Collect all lines containing the word "γνωστό" from the data.

>>

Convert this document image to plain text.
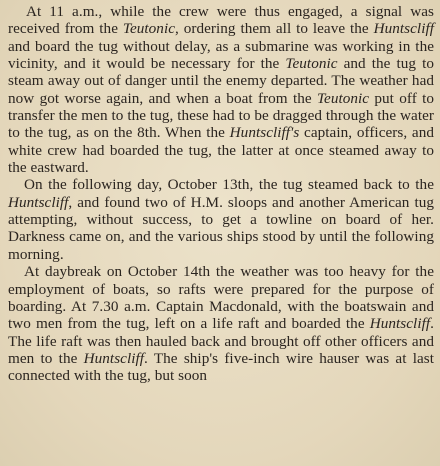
At 11 a.m., while the crew were thus engaged, a signal was received from the Teutonic, ordering them all to leave the Huntscliff and board the tug without delay, as a submarine was working in the vicinity, and it would be necessary for the Teutonic and the tug to steam away out of danger until the enemy departed. The weather had now got worse again, and when a boat from the Teutonic put off to transfer the men to the tug, these had to be dragged through the water to the tug, as on the 8th. When the Huntscliff's captain, officers, and white crew had boarded the tug, the latter at once steamed away to the eastward.

On the following day, October 13th, the tug steamed back to the Huntscliff, and found two of H.M. sloops and another American tug attempting, without success, to get a towline on board of her. Darkness came on, and the various ships stood by until the following morning.

At daybreak on October 14th the weather was too heavy for the employment of boats, so rafts were prepared for the purpose of boarding. At 7.30 a.m. Captain Macdonald, with the boatswain and two men from the tug, left on a life raft and boarded the Huntscliff. The life raft was then hauled back and brought off other officers and men to the Huntscliff. The ship's five-inch wire hauser was at last connected with the tug, but soon
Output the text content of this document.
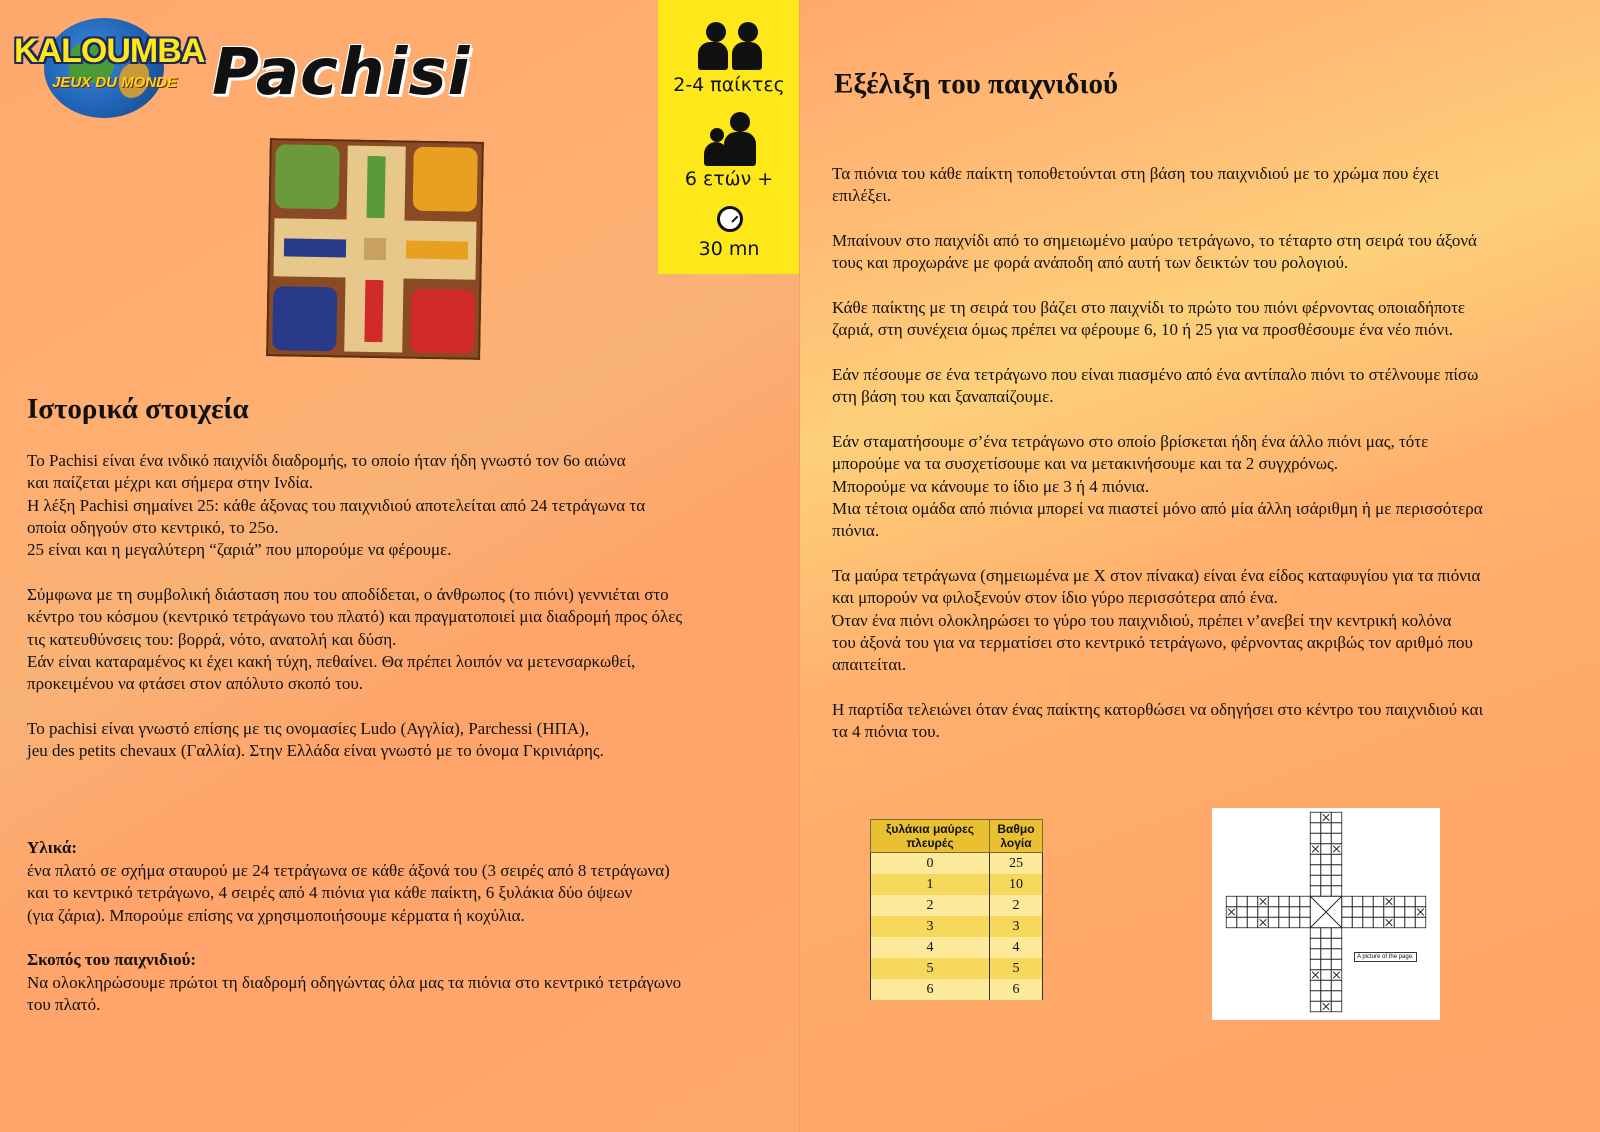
KALOUMBA
JEUX DU MONDE Pachisi
Ιστορικά στοιχεία
Το Pachisi είναι ένα ινδικό παιχνίδι διαδρομής, το οποίο ήταν ήδη γνωστό τον 6ο αιώνα
και παίζεται μέχρι και σήμερα στην Ινδία.
Η λέξη Pachisi σημαίνει 25: κάθε άξονας του παιχνιδιού αποτελείται από 24 τετράγωνα τα
οποία οδηγούν στο κεντρικό, το 25ο.
25 είναι και η μεγαλύτερη “ζαριά” που μπορούμε να φέρουμε.
Σύμφωνα με τη συμβολική διάσταση που του αποδίδεται, ο άνθρωπος (το πιόνι) γεννιέται στο
κέντρο του κόσμου (κεντρικό τετράγωνο του πλατό) και πραγματοποιεί μια διαδρομή προς όλες
τις κατευθύνσεις του: βορρά, νότο, ανατολή και δύση.
Εάν είναι καταραμένος κι έχει κακή τύχη, πεθαίνει. Θα πρέπει λοιπόν να μετενσαρκωθεί,
προκειμένου να φτάσει στον απόλυτο σκοπό του.
Το pachisi είναι γνωστό επίσης με τις ονομασίες Ludo (Αγγλία), Parchessi (ΗΠΑ),
jeu des petits chevaux (Γαλλία). Στην Ελλάδα είναι γνωστό με το όνομα Γκρινιάρης.
Υλικά:
ένα πλατό σε σχήμα σταυρού με 24 τετράγωνα σε κάθε άξονά του (3 σειρές από 8 τετράγωνα)
και το κεντρικό τετράγωνο, 4 σειρές από 4 πιόνια για κάθε παίκτη, 6 ξυλάκια δύο όψεων
(για ζάρια). Μπορούμε επίσης να χρησιμοποιήσουμε κέρματα ή κοχύλια.
Σκοπός του παιχνιδιού:
Να ολοκληρώσουμε πρώτοι τη διαδρομή οδηγώντας όλα μας τα πιόνια στο κεντρικό τετράγωνο
του πλατό.
2-4 παίκτες
6 ετών +
30 mn
Εξέλιξη του παιχνιδιού
Τα πιόνια του κάθε παίκτη τοποθετούνται στη βάση του παιχνιδιού με το χρώμα που έχει
επιλέξει.
Μπαίνουν στο παιχνίδι από το σημειωμένο μαύρο τετράγωνο, το τέταρτο στη σειρά του άξονά
τους και προχωράνε με φορά ανάποδη από αυτή των δεικτών του ρολογιού.
Κάθε παίκτης με τη σειρά του βάζει στο παιχνίδι το πρώτο του πιόνι φέρνοντας οποιαδήποτε
ζαριά, στη συνέχεια όμως πρέπει να φέρουμε 6, 10 ή 25 για να προσθέσουμε ένα νέο πιόνι.
Εάν πέσουμε σε ένα τετράγωνο που είναι πιασμένο από ένα αντίπαλο πιόνι το στέλνουμε πίσω
στη βάση του και ξαναπαίζουμε.
Εάν σταματήσουμε σ’ένα τετράγωνο στο οποίο βρίσκεται ήδη ένα άλλο πιόνι μας, τότε
μπορούμε να τα συσχετίσουμε και να μετακινήσουμε και τα 2 συγχρόνως.
Μπορούμε να κάνουμε το ίδιο με 3 ή 4 πιόνια.
Μια τέτοια ομάδα από πιόνια μπορεί να πιαστεί μόνο από μία άλλη ισάριθμη ή με περισσότερα
πιόνια.
Τα μαύρα τετράγωνα (σημειωμένα με X στον πίνακα) είναι ένα είδος καταφυγίου για τα πιόνια
και μπορούν να φιλοξενούν στον ίδιο γύρο περισσότερα από ένα.
Όταν ένα πιόνι ολοκληρώσει το γύρο του παιχνιδιού, πρέπει ν’ανεβεί την κεντρική κολόνα
του άξονά του για να τερματίσει στο κεντρικό τετράγωνο, φέρνοντας ακριβώς τον αριθμό που
απαιτείται.
Η παρτίδα τελειώνει όταν ένας παίκτης κατορθώσει να οδηγήσει στο κέντρο του παιχνιδιού και
τα 4 πιόνια του.
ξυλάκια μαύρες πλευρές	Βαθμο λογία
0	25
1	10
2	2
3	3
4	4
5	5
6	6
A picture of the page.
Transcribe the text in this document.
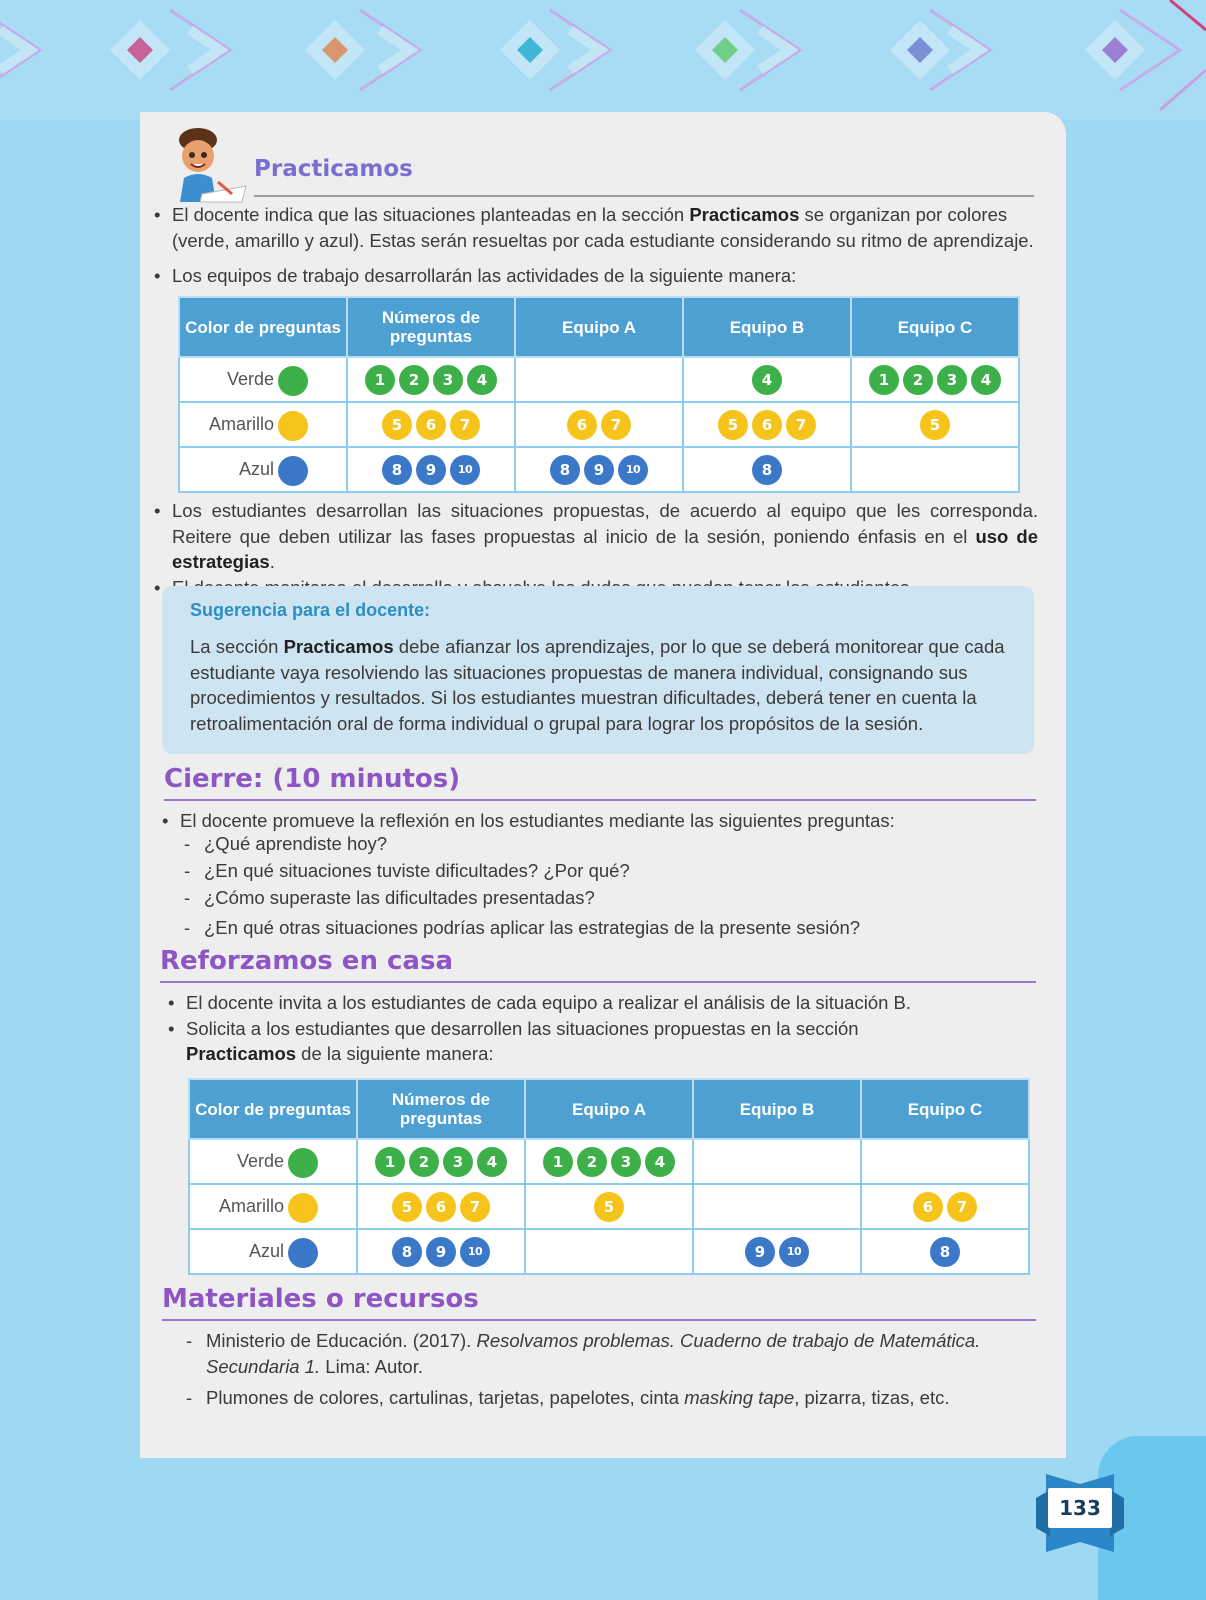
Practicamos
• El docente indica que las situaciones planteadas en la sección Practicamos se organizan por colores (verde, amarillo y azul). Estas serán resueltas por cada estudiante considerando su ritmo de aprendizaje.
• Los equipos de trabajo desarrollarán las actividades de la siguiente manera:
Color de preguntas	Números de preguntas	Equipo A	Equipo B	Equipo C
Verde	1 2 3 4		4	1 2 3 4

Amarillo	5 6 7	6 7	5 6 7	5

Azul	8 9 10	8 9 10	8	

• Los estudiantes desarrollan las situaciones propuestas, de acuerdo al equipo que les corresponda. Reitere que deben utilizar las fases propuestas al inicio de la sesión, poniendo énfasis en el uso de estrategias.
•
Sugerencia para el docente:
La sección Practicamos debe afianzar los aprendizajes, por lo que se deberá monitorear que cada estudiante vaya resolviendo las situaciones propuestas de manera individual, consignando sus procedimientos y resultados. Si los estudiantes muestran dificultades, deberá tener en cuenta la retroalimentación oral de forma individual o grupal para lograr los propósitos de la sesión.
Cierre: (10 minutos)
• El docente promueve la reflexión en los estudiantes mediante las siguientes preguntas:
- ¿Qué aprendiste hoy?
- ¿En qué situaciones tuviste dificultades? ¿Por qué?
- ¿Cómo superaste las dificultades presentadas?
- ¿En qué otras situaciones podrías aplicar las estrategias de la presente sesión?
Reforzamos en casa
• El docente invita a los estudiantes de cada equipo a realizar el análisis de la situación B.
• Solicita a los estudiantes que desarrollen las situaciones propuestas en la sección Practicamos de la siguiente manera:
Color de preguntas	Números de preguntas	Equipo A	Equipo B	Equipo C
Verde	1 2 3 4	1 2 3 4		

Amarillo	5 6 7	5		6 7

Azul	8 9 10		9 10	8
Materiales o recursos
- Ministerio de Educación. (2017). Resolvamos problemas. Cuaderno de trabajo de Matemática. Secundaria 1. Lima: Autor.
- Plumones de colores, cartulinas, tarjetas, papelotes, cinta masking tape, pizarra, tizas, etc.
133
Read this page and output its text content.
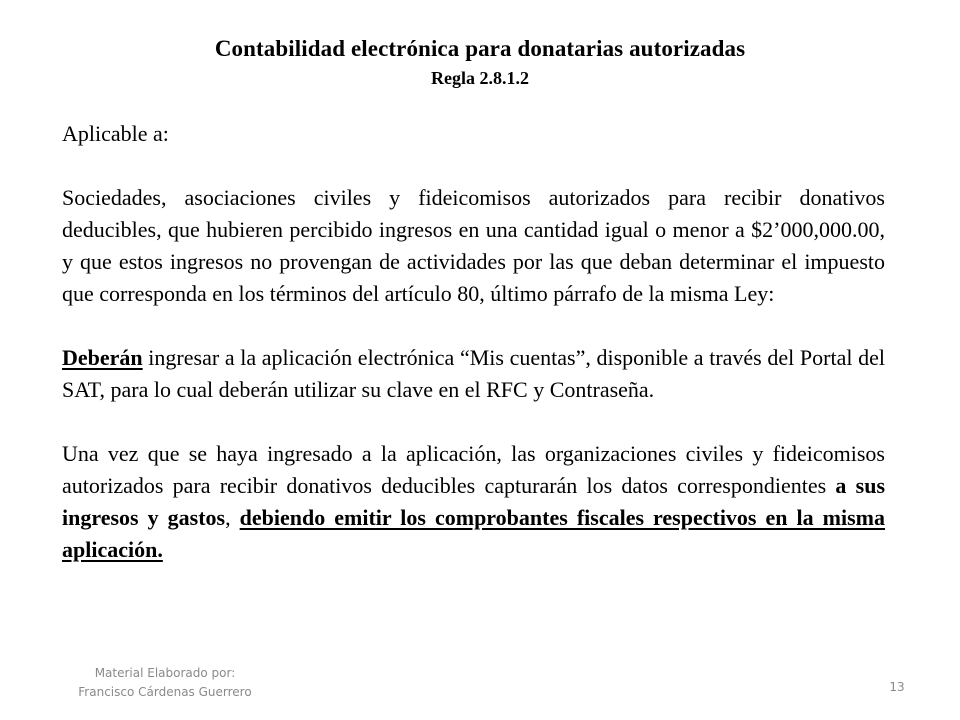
Contabilidad electrónica para donatarias autorizadas
Regla 2.8.1.2

Aplicable a:

Sociedades, asociaciones civiles y fideicomisos autorizados para recibir donativos deducibles, que hubieren percibido ingresos en una cantidad igual o menor a $2’000,000.00, y que estos ingresos no provengan de actividades por las que deban determinar el impuesto que corresponda en los términos del artículo 80, último párrafo de la misma Ley:

Deberán ingresar a la aplicación electrónica “Mis cuentas”, disponible a través del Portal del SAT, para lo cual deberán utilizar su clave en el RFC y Contraseña.

Una vez que se haya ingresado a la aplicación, las organizaciones civiles y fideicomisos autorizados para recibir donativos deducibles capturarán los datos correspondientes a sus ingresos y gastos, debiendo emitir los comprobantes fiscales respectivos en la misma aplicación.

Material Elaborado por:
Francisco Cárdenas Guerrero	13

<<

● **REPLY**
Το Pachisi είναι ένα ινδικό παιχνίδι διαδρομής, το οποίο ήταν ήδη γνωστό τον 6ο αιώνα
Το pachisi είναι γνωστό επίσης με τις ονομασίες Ludo (Αγγλία), Parchessi (ΗΠΑ),
jeu des petits chevaux (Γαλλία). Στην Ελλάδα είναι γνωστό με το όνομα Γκρινιάρης.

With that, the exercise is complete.